Exercise:
Go through the records and give each one again exactly.

━━━━━ Record list ━━━━━

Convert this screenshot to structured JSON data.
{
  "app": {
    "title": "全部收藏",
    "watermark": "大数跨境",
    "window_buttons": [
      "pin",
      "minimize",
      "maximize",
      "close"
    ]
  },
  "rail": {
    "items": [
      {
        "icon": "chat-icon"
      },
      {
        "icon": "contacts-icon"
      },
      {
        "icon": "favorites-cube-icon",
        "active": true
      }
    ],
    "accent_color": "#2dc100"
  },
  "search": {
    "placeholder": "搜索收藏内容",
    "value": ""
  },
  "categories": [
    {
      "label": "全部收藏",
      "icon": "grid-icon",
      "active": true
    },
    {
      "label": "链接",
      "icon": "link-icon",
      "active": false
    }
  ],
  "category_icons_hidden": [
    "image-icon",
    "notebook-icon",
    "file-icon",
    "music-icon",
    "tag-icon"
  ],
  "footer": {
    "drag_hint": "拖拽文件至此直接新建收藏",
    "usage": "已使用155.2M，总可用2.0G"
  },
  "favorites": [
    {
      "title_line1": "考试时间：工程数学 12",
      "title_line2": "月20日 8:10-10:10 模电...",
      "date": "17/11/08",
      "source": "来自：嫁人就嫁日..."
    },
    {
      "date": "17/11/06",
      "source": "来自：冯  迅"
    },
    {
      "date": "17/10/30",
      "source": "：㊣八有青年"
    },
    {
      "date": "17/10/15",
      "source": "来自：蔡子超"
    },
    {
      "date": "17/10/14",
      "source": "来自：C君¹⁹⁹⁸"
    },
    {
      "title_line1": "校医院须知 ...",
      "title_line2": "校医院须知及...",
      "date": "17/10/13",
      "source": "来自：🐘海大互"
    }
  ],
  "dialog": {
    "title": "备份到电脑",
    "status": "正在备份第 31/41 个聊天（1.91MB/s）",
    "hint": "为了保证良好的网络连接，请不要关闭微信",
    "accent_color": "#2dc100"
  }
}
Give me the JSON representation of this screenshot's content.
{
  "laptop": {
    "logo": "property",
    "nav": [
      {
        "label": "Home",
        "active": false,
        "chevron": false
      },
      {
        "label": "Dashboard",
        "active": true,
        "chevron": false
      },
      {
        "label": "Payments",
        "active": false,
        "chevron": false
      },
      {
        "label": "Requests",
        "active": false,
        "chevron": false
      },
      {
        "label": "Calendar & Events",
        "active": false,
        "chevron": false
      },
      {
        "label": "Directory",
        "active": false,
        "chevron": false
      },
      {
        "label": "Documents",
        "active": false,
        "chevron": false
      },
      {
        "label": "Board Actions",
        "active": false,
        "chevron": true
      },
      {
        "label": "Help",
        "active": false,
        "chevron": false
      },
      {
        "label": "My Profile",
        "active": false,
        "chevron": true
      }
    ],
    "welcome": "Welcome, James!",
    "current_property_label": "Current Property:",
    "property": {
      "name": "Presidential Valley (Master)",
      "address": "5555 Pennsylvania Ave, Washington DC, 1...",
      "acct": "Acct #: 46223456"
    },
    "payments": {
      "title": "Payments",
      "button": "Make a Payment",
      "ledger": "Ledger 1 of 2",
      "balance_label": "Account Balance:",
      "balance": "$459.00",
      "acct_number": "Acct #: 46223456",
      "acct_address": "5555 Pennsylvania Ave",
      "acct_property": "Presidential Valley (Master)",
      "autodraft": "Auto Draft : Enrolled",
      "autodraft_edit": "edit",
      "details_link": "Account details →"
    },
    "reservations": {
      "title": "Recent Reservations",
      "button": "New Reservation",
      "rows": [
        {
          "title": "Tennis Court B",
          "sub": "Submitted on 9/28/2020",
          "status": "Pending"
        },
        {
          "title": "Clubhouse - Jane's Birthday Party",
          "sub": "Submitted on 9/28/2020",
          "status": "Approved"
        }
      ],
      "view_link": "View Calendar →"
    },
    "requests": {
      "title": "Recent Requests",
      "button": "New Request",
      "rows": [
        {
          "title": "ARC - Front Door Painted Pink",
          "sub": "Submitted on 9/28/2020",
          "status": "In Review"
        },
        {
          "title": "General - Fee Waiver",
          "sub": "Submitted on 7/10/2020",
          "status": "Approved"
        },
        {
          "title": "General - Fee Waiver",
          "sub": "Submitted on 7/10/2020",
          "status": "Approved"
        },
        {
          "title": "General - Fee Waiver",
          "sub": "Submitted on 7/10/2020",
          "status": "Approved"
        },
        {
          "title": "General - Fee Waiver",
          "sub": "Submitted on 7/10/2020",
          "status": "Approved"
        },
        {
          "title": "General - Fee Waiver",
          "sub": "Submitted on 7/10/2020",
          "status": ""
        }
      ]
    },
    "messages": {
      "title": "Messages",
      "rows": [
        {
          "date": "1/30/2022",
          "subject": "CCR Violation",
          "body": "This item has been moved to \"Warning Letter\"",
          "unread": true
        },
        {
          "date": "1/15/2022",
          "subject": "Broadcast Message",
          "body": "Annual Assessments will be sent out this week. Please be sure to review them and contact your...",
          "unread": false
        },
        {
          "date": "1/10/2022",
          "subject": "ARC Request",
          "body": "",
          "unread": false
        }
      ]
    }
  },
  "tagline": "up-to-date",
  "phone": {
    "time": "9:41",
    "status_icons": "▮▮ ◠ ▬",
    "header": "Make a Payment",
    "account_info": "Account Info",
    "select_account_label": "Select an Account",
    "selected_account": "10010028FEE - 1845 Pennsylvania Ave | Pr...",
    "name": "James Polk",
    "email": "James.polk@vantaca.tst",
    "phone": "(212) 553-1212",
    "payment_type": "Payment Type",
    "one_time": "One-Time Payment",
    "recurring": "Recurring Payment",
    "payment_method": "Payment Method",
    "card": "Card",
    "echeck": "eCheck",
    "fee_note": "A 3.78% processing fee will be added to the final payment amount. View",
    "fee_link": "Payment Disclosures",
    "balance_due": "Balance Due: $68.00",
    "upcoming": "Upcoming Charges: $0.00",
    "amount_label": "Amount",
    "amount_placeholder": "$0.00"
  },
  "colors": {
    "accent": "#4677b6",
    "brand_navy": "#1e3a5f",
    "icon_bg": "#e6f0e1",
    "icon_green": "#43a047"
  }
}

━━━━━

Reply:
Convert this screenshot to structured JSON data.
{
  "app": {
    "title": "全部收藏",
    "watermark": "大数跨境",
    "window_buttons": [
      "pin",
      "minimize",
      "maximize",
      "close"
    ]
  },
  "rail": {
    "items": [
      {
        "icon": "chat-icon"
      },
      {
        "icon": "contacts-icon"
      },
      {
        "icon": "favorites-cube-icon",
        "active": true
      }
    ],
    "accent_color": "#2dc100"
  },
  "search": {
    "placeholder": "搜索收藏内容",
    "value": ""
  },
  "categories": [
    {
      "label": "全部收藏",
      "icon": "grid-icon",
      "active": true
    },
    {
      "label": "链接",
      "icon": "link-icon",
      "active": false
    }
  ],
  "category_icons_hidden": [
    "image-icon",
    "notebook-icon",
    "file-icon",
    "music-icon",
    "tag-icon"
  ],
  "footer": {
    "drag_hint": "拖拽文件至此直接新建收藏",
    "usage": "已使用155.2M，总可用2.0G"
  },
  "favorites": [
    {
      "title_line1": "考试时间：工程数学 12",
      "title_line2": "月20日 8:10-10:10 模电...",
      "date": "17/11/08",
      "source": "来自：嫁人就嫁日..."
    },
    {
      "date": "17/11/06",
      "source": "来自：冯  迅"
    },
    {
      "date": "17/10/30",
      "source": "：㊣八有青年"
    },
    {
      "date": "17/10/15",
      "source": "来自：蔡子超"
    },
    {
      "date": "17/10/14",
      "source": "来自：C君¹⁹⁹⁸"
    },
    {
      "title_line1": "校医院须知 ...",
      "title_line2": "校医院须知及...",
      "date": "17/10/13",
      "source": "来自：🐘海大互"
    }
  ],
  "dialog": {
    "title": "备份到电脑",
    "status": "正在备份第 31/41 个聊天（1.91MB/s）",
    "hint": "为了保证良好的网络连接，请不要关闭微信",
    "accent_color": "#2dc100"
  }
}
Give me the JSON representation of this screenshot's content.
{
  "laptop": {
    "logo": "property",
    "nav": [
      {
        "label": "Home",
        "active": false,
        "chevron": false
      },
      {
        "label": "Dashboard",
        "active": true,
        "chevron": false
      },
      {
        "label": "Payments",
        "active": false,
        "chevron": false
      },
      {
        "label": "Requests",
        "active": false,
        "chevron": false
      },
      {
        "label": "Calendar & Events",
        "active": false,
        "chevron": false
      },
      {
        "label": "Directory",
        "active": false,
        "chevron": false
      },
      {
        "label": "Documents",
        "active": false,
        "chevron": false
      },
      {
        "label": "Board Actions",
        "active": false,
        "chevron": true
      },
      {
        "label": "Help",
        "active": false,
        "chevron": false
      },
      {
        "label": "My Profile",
        "active": false,
        "chevron": true
      }
    ],
    "welcome": "Welcome, James!",
    "current_property_label": "Current Property:",
    "property": {
      "name": "Presidential Valley (Master)",
      "address": "5555 Pennsylvania Ave, Washington DC, 1...",
      "acct": "Acct #: 46223456"
    },
    "payments": {
      "title": "Payments",
      "button": "Make a Payment",
      "ledger": "Ledger 1 of 2",
      "balance_label": "Account Balance:",
      "balance": "$459.00",
      "acct_number": "Acct #: 46223456",
      "acct_address": "5555 Pennsylvania Ave",
      "acct_property": "Presidential Valley (Master)",
      "autodraft": "Auto Draft : Enrolled",
      "autodraft_edit": "edit",
      "details_link": "Account details →"
    },
    "reservations": {
      "title": "Recent Reservations",
      "button": "New Reservation",
      "rows": [
        {
          "title": "Tennis Court B",
          "sub": "Submitted on 9/28/2020",
          "status": "Pending"
        },
        {
          "title": "Clubhouse - Jane's Birthday Party",
          "sub": "Submitted on 9/28/2020",
          "status": "Approved"
        }
      ],
      "view_link": "View Calendar →"
    },
    "requests": {
      "title": "Recent Requests",
      "button": "New Request",
      "rows": [
        {
          "title": "ARC - Front Door Painted Pink",
          "sub": "Submitted on 9/28/2020",
          "status": "In Review"
        },
        {
          "title": "General - Fee Waiver",
          "sub": "Submitted on 7/10/2020",
          "status": "Approved"
        },
        {
          "title": "General - Fee Waiver",
          "sub": "Submitted on 7/10/2020",
          "status": "Approved"
        },
        {
          "title": "General - Fee Waiver",
          "sub": "Submitted on 7/10/2020",
          "status": "Approved"
        },
        {
          "title": "General - Fee Waiver",
          "sub": "Submitted on 7/10/2020",
          "status": "Approved"
        },
        {
          "title": "General - Fee Waiver",
          "sub": "Submitted on 7/10/2020",
          "status": ""
        }
      ]
    },
    "messages": {
      "title": "Messages",
      "rows": [
        {
          "date": "1/30/2022",
          "subject": "CCR Violation",
          "body": "This item has been moved to \"Warning Letter\"",
          "unread": true
        },
        {
          "date": "1/15/2022",
          "subject": "Broadcast Message",
          "body": "Annual Assessments will be sent out this week. Please be sure to review them and contact your...",
          "unread": false
        },
        {
          "date": "1/10/2022",
          "subject": "ARC Request",
          "body": "",
          "unread": false
        }
      ]
    }
  },
  "tagline": "up-to-date",
  "phone": {
    "time": "9:41",
    "status_icons": "▮▮ ◠ ▬",
    "header": "Make a Payment",
    "account_info": "Account Info",
    "select_account_label": "Select an Account",
    "selected_account": "10010028FEE - 1845 Pennsylvania Ave | Pr...",
    "name": "James Polk",
    "email": "James.polk@vantaca.tst",
    "phone": "(212) 553-1212",
    "payment_type": "Payment Type",
    "one_time": "One-Time Payment",
    "recurring": "Recurring Payment",
    "payment_method": "Payment Method",
    "card": "Card",
    "echeck": "eCheck",
    "fee_note": "A 3.78% processing fee will be added to the final payment amount. View",
    "fee_link": "Payment Disclosures",
    "balance_due": "Balance Due: $68.00",
    "upcoming": "Upcoming Charges: $0.00",
    "amount_label": "Amount",
    "amount_placeholder": "$0.00"
  },
  "colors": {
    "accent": "#4677b6",
    "brand_navy": "#1e3a5f",
    "icon_bg": "#e6f0e1",
    "icon_green": "#43a047"
  }
}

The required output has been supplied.